▶ _DO THIS_
Transcribe all of the records precisely as they are presented.

▶ _EXCERPTED DATA_
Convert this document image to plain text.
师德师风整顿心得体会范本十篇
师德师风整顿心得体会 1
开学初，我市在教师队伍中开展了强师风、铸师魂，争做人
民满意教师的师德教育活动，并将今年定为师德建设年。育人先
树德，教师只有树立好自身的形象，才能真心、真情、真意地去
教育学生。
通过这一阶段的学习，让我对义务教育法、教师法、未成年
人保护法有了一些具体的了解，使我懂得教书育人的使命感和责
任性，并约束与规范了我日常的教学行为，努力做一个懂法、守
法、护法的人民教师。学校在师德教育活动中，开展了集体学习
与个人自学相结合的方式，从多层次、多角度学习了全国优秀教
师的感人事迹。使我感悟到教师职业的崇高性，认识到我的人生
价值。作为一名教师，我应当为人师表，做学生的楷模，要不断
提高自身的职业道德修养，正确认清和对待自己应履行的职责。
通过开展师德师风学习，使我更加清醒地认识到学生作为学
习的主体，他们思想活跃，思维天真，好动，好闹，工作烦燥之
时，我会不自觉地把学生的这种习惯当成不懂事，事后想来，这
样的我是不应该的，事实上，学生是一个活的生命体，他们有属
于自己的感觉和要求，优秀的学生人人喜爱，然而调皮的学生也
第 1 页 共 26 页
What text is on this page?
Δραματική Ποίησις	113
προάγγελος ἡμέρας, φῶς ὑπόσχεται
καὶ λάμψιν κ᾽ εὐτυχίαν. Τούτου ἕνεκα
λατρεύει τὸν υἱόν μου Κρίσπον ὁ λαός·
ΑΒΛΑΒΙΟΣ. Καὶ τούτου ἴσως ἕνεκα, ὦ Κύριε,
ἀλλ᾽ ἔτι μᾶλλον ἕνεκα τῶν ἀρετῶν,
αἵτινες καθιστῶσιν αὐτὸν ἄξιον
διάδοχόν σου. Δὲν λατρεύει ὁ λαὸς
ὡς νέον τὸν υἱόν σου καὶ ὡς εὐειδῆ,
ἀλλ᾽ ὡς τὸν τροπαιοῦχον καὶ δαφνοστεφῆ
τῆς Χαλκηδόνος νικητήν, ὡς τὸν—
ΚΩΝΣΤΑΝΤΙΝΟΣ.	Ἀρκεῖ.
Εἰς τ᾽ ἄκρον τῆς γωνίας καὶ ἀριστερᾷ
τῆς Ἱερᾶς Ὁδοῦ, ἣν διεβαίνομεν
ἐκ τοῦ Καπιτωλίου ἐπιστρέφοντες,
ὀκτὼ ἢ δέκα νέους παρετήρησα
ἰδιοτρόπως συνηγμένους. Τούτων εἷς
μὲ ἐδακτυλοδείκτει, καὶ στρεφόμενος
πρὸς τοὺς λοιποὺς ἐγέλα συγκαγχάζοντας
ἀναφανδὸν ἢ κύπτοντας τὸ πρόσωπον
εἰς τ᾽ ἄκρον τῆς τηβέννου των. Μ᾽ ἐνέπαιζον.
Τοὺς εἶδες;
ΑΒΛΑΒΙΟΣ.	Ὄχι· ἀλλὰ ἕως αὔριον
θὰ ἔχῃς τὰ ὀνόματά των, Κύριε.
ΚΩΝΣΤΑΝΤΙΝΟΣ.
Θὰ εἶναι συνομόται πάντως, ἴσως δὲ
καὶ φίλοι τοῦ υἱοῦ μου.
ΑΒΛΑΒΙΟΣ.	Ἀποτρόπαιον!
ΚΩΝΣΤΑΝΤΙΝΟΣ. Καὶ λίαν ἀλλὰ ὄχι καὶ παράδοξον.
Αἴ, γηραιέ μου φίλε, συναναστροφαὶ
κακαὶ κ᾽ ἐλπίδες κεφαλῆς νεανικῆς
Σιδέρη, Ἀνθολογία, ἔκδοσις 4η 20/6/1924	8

▶ _RESPONSE TO THE EXERCISE_
Convert this document image to plain text.
师德师风整顿心得体会范本十篇
师德师风整顿心得体会 1
开学初，我市在教师队伍中开展了强师风、铸师魂，争做人
民满意教师的师德教育活动，并将今年定为师德建设年。育人先
树德，教师只有树立好自身的形象，才能真心、真情、真意地去
教育学生。
通过这一阶段的学习，让我对义务教育法、教师法、未成年
人保护法有了一些具体的了解，使我懂得教书育人的使命感和责
任性，并约束与规范了我日常的教学行为，努力做一个懂法、守
法、护法的人民教师。学校在师德教育活动中，开展了集体学习
与个人自学相结合的方式，从多层次、多角度学习了全国优秀教
师的感人事迹。使我感悟到教师职业的崇高性，认识到我的人生
价值。作为一名教师，我应当为人师表，做学生的楷模，要不断
提高自身的职业道德修养，正确认清和对待自己应履行的职责。
通过开展师德师风学习，使我更加清醒地认识到学生作为学
习的主体，他们思想活跃，思维天真，好动，好闹，工作烦燥之
时，我会不自觉地把学生的这种习惯当成不懂事，事后想来，这
样的我是不应该的，事实上，学生是一个活的生命体，他们有属
于自己的感觉和要求，优秀的学生人人喜爱，然而调皮的学生也
第 1 页 共 26 页
What text is on this page?
Δραματική Ποίησις	113
προάγγελος ἡμέρας, φῶς ὑπόσχεται
καὶ λάμψιν κ᾽ εὐτυχίαν. Τούτου ἕνεκα
λατρεύει τὸν υἱόν μου Κρίσπον ὁ λαός·
ΑΒΛΑΒΙΟΣ. Καὶ τούτου ἴσως ἕνεκα, ὦ Κύριε,
ἀλλ᾽ ἔτι μᾶλλον ἕνεκα τῶν ἀρετῶν,
αἵτινες καθιστῶσιν αὐτὸν ἄξιον
διάδοχόν σου. Δὲν λατρεύει ὁ λαὸς
ὡς νέον τὸν υἱόν σου καὶ ὡς εὐειδῆ,
ἀλλ᾽ ὡς τὸν τροπαιοῦχον καὶ δαφνοστεφῆ
τῆς Χαλκηδόνος νικητήν, ὡς τὸν—
ΚΩΝΣΤΑΝΤΙΝΟΣ.	Ἀρκεῖ.
Εἰς τ᾽ ἄκρον τῆς γωνίας καὶ ἀριστερᾷ
τῆς Ἱερᾶς Ὁδοῦ, ἣν διεβαίνομεν
ἐκ τοῦ Καπιτωλίου ἐπιστρέφοντες,
ὀκτὼ ἢ δέκα νέους παρετήρησα
ἰδιοτρόπως συνηγμένους. Τούτων εἷς
μὲ ἐδακτυλοδείκτει, καὶ στρεφόμενος
πρὸς τοὺς λοιποὺς ἐγέλα συγκαγχάζοντας
ἀναφανδὸν ἢ κύπτοντας τὸ πρόσωπον
εἰς τ᾽ ἄκρον τῆς τηβέννου των. Μ᾽ ἐνέπαιζον.
Τοὺς εἶδες;
ΑΒΛΑΒΙΟΣ.	Ὄχι· ἀλλὰ ἕως αὔριον
θὰ ἔχῃς τὰ ὀνόματά των, Κύριε.
ΚΩΝΣΤΑΝΤΙΝΟΣ.
Θὰ εἶναι συνομόται πάντως, ἴσως δὲ
καὶ φίλοι τοῦ υἱοῦ μου.
ΑΒΛΑΒΙΟΣ.	Ἀποτρόπαιον!
ΚΩΝΣΤΑΝΤΙΝΟΣ. Καὶ λίαν ἀλλὰ ὄχι καὶ παράδοξον.
Αἴ, γηραιέ μου φίλε, συναναστροφαὶ
κακαὶ κ᾽ ἐλπίδες κεφαλῆς νεανικῆς
Σιδέρη, Ἀνθολογία, ἔκδοσις 4η 20/6/1924	8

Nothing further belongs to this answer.